** start **

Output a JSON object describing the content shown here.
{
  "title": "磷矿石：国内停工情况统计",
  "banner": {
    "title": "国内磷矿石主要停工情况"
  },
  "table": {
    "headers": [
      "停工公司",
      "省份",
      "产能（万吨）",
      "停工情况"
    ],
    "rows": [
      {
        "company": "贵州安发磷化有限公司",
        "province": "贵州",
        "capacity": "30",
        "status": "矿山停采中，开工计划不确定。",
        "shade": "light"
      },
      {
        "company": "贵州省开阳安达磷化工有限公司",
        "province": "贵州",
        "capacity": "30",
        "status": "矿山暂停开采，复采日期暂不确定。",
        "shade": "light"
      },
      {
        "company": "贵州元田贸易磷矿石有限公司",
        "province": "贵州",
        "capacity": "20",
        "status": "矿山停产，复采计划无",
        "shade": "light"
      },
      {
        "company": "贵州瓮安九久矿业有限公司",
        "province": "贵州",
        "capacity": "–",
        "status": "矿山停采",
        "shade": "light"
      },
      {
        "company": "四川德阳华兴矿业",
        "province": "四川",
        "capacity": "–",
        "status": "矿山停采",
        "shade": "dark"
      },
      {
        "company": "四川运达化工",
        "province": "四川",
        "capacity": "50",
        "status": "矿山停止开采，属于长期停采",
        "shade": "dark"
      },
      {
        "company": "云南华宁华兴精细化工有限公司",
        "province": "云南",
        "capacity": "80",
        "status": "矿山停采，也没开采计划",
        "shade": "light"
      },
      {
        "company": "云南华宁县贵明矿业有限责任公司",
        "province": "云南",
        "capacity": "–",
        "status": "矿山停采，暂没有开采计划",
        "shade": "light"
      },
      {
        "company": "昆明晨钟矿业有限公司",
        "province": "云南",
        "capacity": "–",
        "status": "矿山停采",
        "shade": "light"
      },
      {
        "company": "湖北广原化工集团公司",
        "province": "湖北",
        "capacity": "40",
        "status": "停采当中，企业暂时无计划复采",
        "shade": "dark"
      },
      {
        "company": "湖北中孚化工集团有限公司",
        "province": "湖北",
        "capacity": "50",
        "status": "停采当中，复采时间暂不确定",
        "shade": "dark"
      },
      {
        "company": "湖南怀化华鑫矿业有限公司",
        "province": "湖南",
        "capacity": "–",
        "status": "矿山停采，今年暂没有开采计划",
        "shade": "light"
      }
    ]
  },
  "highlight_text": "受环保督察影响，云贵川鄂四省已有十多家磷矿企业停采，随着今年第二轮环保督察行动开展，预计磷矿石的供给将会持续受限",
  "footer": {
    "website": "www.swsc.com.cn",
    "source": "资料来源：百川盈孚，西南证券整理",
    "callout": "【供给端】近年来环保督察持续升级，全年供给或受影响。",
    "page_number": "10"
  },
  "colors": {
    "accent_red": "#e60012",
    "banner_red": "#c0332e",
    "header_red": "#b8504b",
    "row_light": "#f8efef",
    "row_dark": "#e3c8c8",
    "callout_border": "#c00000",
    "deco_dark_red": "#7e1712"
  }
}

** end **

YOUR GOAL:
Go through the data above and find the lines with the word "停采当中". Copy each of those lines.

ANSWER:
        "status": "停采当中，企业暂时无计划复采",
        "status": "停采当中，复采时间暂不确定",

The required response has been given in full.